Retype the listing that follows, exactly as written.

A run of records

+--

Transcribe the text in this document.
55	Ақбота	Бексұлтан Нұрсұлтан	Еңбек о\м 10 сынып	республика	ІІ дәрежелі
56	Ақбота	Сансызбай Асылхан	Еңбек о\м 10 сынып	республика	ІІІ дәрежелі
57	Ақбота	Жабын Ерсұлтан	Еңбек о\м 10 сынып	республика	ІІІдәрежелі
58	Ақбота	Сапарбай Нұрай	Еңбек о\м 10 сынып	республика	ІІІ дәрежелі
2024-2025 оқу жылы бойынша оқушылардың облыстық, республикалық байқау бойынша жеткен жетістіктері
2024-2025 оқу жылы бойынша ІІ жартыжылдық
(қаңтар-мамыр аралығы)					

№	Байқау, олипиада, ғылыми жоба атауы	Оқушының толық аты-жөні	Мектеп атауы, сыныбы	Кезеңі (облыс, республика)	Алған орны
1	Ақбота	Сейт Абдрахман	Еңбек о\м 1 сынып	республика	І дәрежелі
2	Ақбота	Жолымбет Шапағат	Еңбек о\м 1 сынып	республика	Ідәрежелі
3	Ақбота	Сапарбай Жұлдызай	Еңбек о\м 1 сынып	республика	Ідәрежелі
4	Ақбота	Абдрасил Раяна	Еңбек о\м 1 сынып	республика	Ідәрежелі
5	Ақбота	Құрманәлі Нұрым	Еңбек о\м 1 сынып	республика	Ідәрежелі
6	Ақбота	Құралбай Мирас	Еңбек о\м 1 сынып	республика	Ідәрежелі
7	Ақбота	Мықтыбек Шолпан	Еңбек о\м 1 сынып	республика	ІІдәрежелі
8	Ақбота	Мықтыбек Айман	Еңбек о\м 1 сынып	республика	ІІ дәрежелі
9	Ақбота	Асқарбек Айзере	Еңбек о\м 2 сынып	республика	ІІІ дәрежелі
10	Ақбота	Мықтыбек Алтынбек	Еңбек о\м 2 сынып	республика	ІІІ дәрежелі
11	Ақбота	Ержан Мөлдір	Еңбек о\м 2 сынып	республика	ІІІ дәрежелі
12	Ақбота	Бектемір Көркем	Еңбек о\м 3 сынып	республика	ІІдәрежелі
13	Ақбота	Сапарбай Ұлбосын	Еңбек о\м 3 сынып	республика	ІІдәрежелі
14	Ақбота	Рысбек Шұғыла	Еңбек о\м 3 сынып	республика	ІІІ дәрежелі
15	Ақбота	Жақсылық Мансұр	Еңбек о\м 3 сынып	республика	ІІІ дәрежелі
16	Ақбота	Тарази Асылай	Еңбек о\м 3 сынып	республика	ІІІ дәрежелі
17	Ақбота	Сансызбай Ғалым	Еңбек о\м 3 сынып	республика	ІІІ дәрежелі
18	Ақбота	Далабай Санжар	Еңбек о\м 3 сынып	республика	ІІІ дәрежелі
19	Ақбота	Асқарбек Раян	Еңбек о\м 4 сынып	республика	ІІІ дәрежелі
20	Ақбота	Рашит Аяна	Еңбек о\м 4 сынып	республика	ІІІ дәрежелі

+--

## Solution to this task
Transcribe the text in this document.
55	Ақбота	Бексұлтан Нұрсұлтан	Еңбек о\м 10 сынып	республика	ІІ дәрежелі
56	Ақбота	Сансызбай Асылхан	Еңбек о\м 10 сынып	республика	ІІІ дәрежелі
57	Ақбота	Жабын Ерсұлтан	Еңбек о\м 10 сынып	республика	ІІІдәрежелі
58	Ақбота	Сапарбай Нұрай	Еңбек о\м 10 сынып	республика	ІІІ дәрежелі
2024-2025 оқу жылы бойынша оқушылардың облыстық, республикалық байқау бойынша жеткен жетістіктері
2024-2025 оқу жылы бойынша ІІ жартыжылдық
(қаңтар-мамыр аралығы)					

№	Байқау, олипиада, ғылыми жоба атауы	Оқушының толық аты-жөні	Мектеп атауы, сыныбы	Кезеңі (облыс, республика)	Алған орны
1	Ақбота	Сейт Абдрахман	Еңбек о\м 1 сынып	республика	І дәрежелі
2	Ақбота	Жолымбет Шапағат	Еңбек о\м 1 сынып	республика	Ідәрежелі
3	Ақбота	Сапарбай Жұлдызай	Еңбек о\м 1 сынып	республика	Ідәрежелі
4	Ақбота	Абдрасил Раяна	Еңбек о\м 1 сынып	республика	Ідәрежелі
5	Ақбота	Құрманәлі Нұрым	Еңбек о\м 1 сынып	республика	Ідәрежелі
6	Ақбота	Құралбай Мирас	Еңбек о\м 1 сынып	республика	Ідәрежелі
7	Ақбота	Мықтыбек Шолпан	Еңбек о\м 1 сынып	республика	ІІдәрежелі
8	Ақбота	Мықтыбек Айман	Еңбек о\м 1 сынып	республика	ІІ дәрежелі
9	Ақбота	Асқарбек Айзере	Еңбек о\м 2 сынып	республика	ІІІ дәрежелі
10	Ақбота	Мықтыбек Алтынбек	Еңбек о\м 2 сынып	республика	ІІІ дәрежелі
11	Ақбота	Ержан Мөлдір	Еңбек о\м 2 сынып	республика	ІІІ дәрежелі
12	Ақбота	Бектемір Көркем	Еңбек о\м 3 сынып	республика	ІІдәрежелі
13	Ақбота	Сапарбай Ұлбосын	Еңбек о\м 3 сынып	республика	ІІдәрежелі
14	Ақбота	Рысбек Шұғыла	Еңбек о\м 3 сынып	республика	ІІІ дәрежелі
15	Ақбота	Жақсылық Мансұр	Еңбек о\м 3 сынып	республика	ІІІ дәрежелі
16	Ақбота	Тарази Асылай	Еңбек о\м 3 сынып	республика	ІІІ дәрежелі
17	Ақбота	Сансызбай Ғалым	Еңбек о\м 3 сынып	республика	ІІІ дәрежелі
18	Ақбота	Далабай Санжар	Еңбек о\м 3 сынып	республика	ІІІ дәрежелі
19	Ақбота	Асқарбек Раян	Еңбек о\м 4 сынып	республика	ІІІ дәрежелі
20	Ақбота	Рашит Аяна	Еңбек о\м 4 сынып	республика	ІІІ дәрежелі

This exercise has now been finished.